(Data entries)
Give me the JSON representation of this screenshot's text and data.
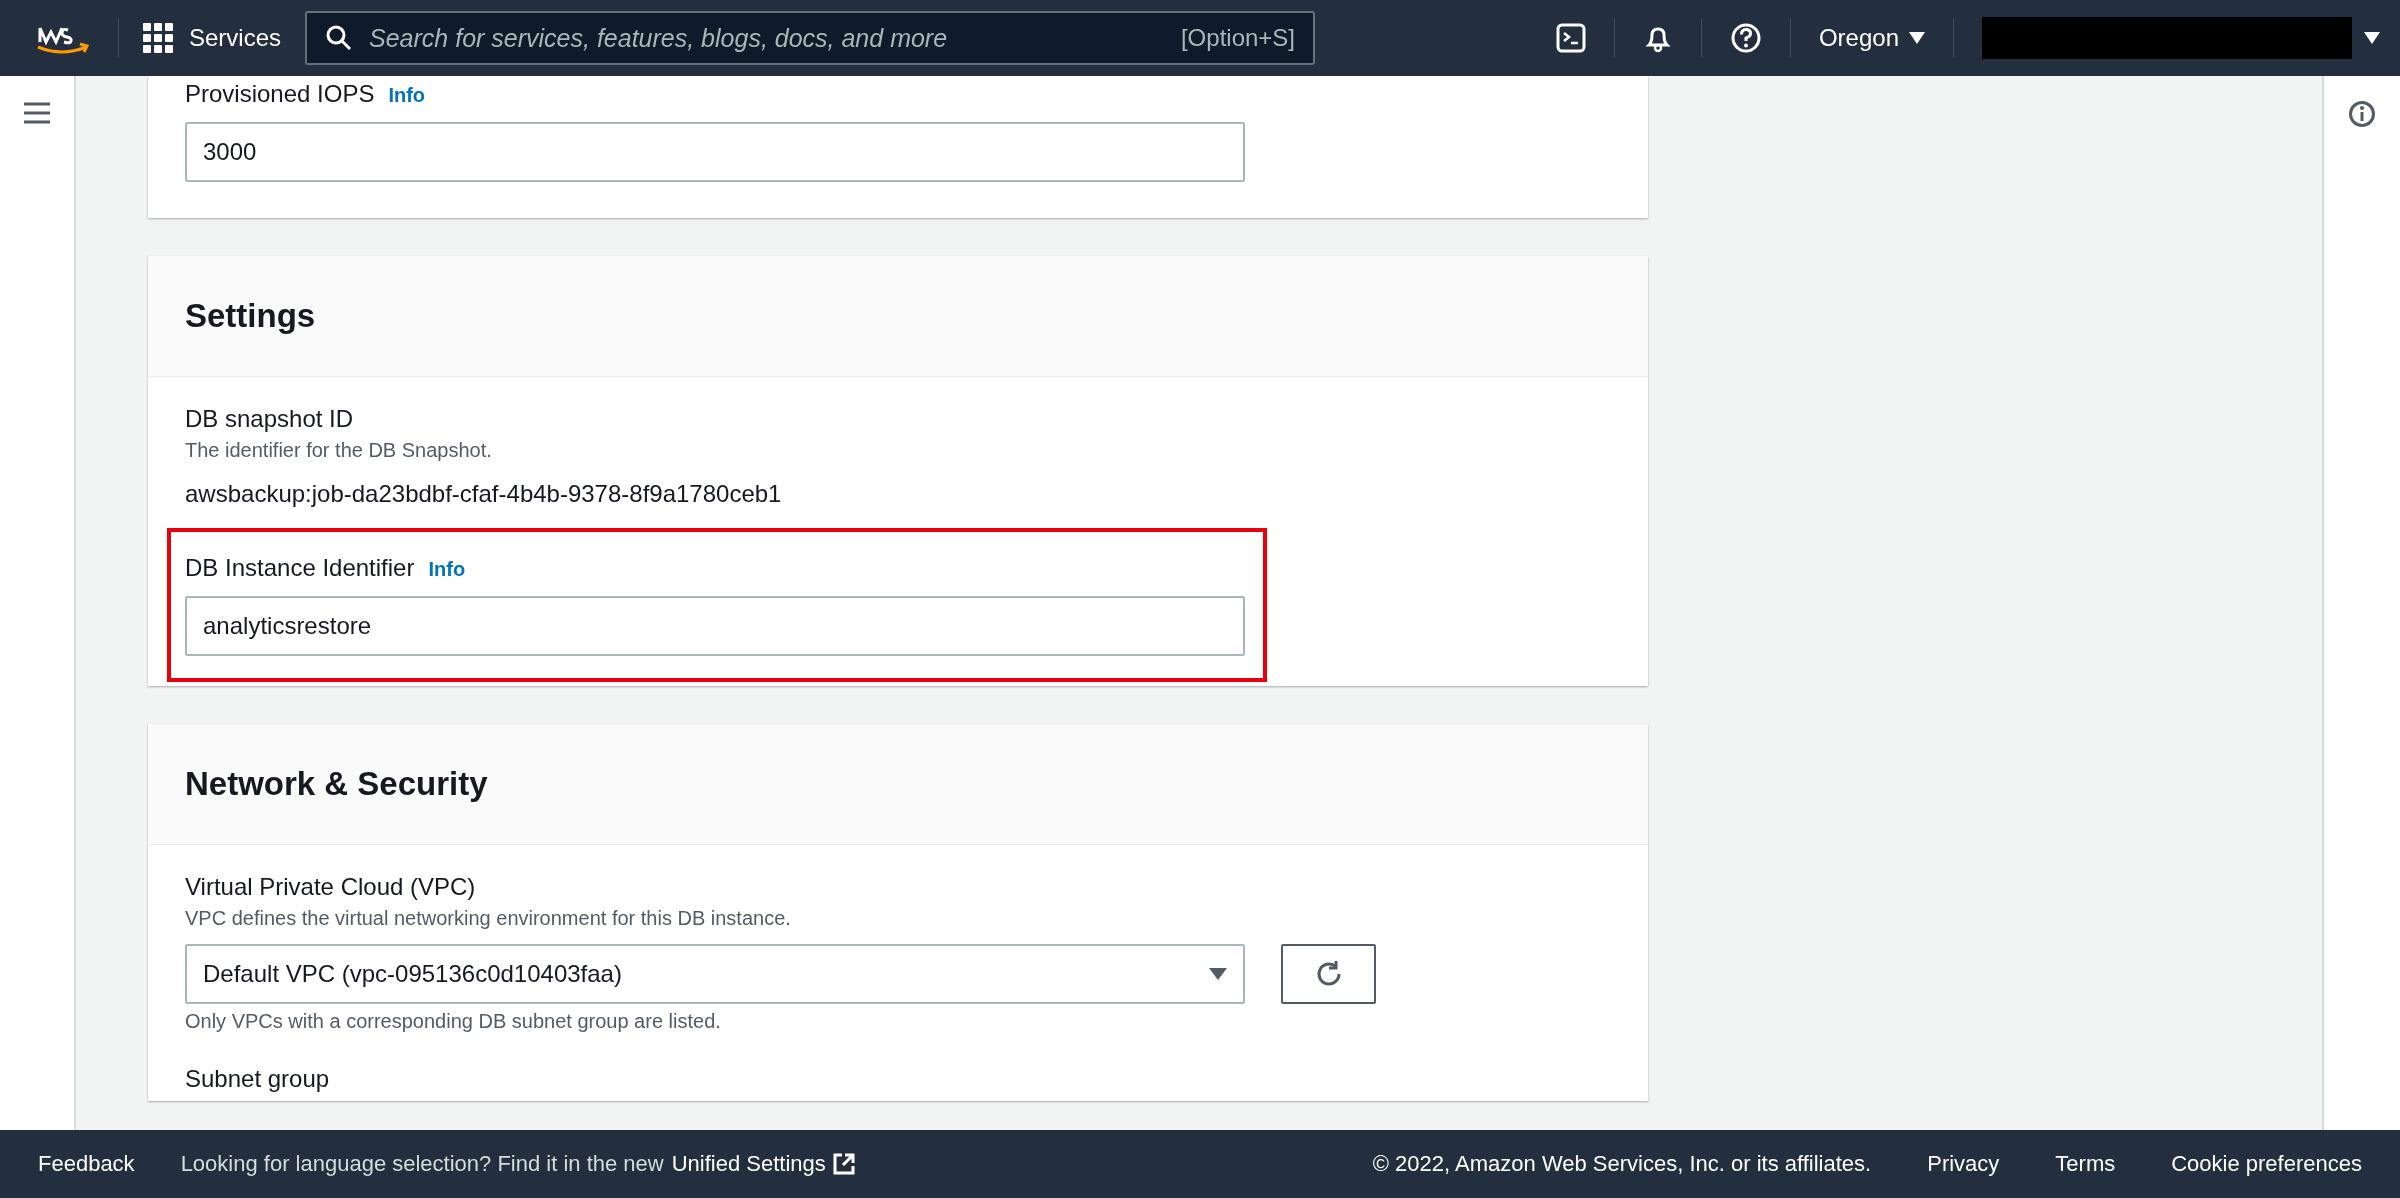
{
  "top_nav": {
    "services": "Services",
    "search_placeholder": "Search for services, features, blogs, docs, and more",
    "search_shortcut": "[Option+S]",
    "region": "Oregon"
  },
  "sections": [
    {
      "fields": [
        {
          "kind": "input",
          "label": "Provisioned IOPS",
          "info": "Info",
          "value": "3000"
        }
      ]
    },
    {
      "title": "Settings",
      "fields": [
        {
          "kind": "readonly",
          "label": "DB snapshot ID",
          "description": "The identifier for the DB Snapshot.",
          "value": "awsbackup:job-da23bdbf-cfaf-4b4b-9378-8f9a1780ceb1"
        },
        {
          "kind": "input",
          "label": "DB Instance Identifier",
          "info": "Info",
          "value": "analyticsrestore",
          "highlighted": true
        }
      ]
    },
    {
      "title": "Network & Security",
      "fields": [
        {
          "kind": "select",
          "label": "Virtual Private Cloud (VPC)",
          "description": "VPC defines the virtual networking environment for this DB instance.",
          "value": "Default VPC (vpc-095136c0d10403faa)",
          "hint": "Only VPCs with a corresponding DB subnet group are listed."
        },
        {
          "kind": "label",
          "label": "Subnet group"
        }
      ]
    }
  ],
  "footer": {
    "feedback": "Feedback",
    "language_note": "Looking for language selection? Find it in the new",
    "language_link": "Unified Settings",
    "copyright": "© 2022, Amazon Web Services, Inc. or its affiliates.",
    "links": [
      "Privacy",
      "Terms",
      "Cookie preferences"
    ]
  }
}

Directions for this task: Repeat verbatim all the material, but not the pictures.

Result for this exercise:
Give me the JSON representation of this screenshot's text and data.
{
  "top_nav": {
    "services": "Services",
    "search_placeholder": "Search for services, features, blogs, docs, and more",
    "search_shortcut": "[Option+S]",
    "region": "Oregon"
  },
  "sections": [
    {
      "fields": [
        {
          "kind": "input",
          "label": "Provisioned IOPS",
          "info": "Info",
          "value": "3000"
        }
      ]
    },
    {
      "title": "Settings",
      "fields": [
        {
          "kind": "readonly",
          "label": "DB snapshot ID",
          "description": "The identifier for the DB Snapshot.",
          "value": "awsbackup:job-da23bdbf-cfaf-4b4b-9378-8f9a1780ceb1"
        },
        {
          "kind": "input",
          "label": "DB Instance Identifier",
          "info": "Info",
          "value": "analyticsrestore",
          "highlighted": true
        }
      ]
    },
    {
      "title": "Network & Security",
      "fields": [
        {
          "kind": "select",
          "label": "Virtual Private Cloud (VPC)",
          "description": "VPC defines the virtual networking environment for this DB instance.",
          "value": "Default VPC (vpc-095136c0d10403faa)",
          "hint": "Only VPCs with a corresponding DB subnet group are listed."
        },
        {
          "kind": "label",
          "label": "Subnet group"
        }
      ]
    }
  ],
  "footer": {
    "feedback": "Feedback",
    "language_note": "Looking for language selection? Find it in the new",
    "language_link": "Unified Settings",
    "copyright": "© 2022, Amazon Web Services, Inc. or its affiliates.",
    "links": [
      "Privacy",
      "Terms",
      "Cookie preferences"
    ]
  }
}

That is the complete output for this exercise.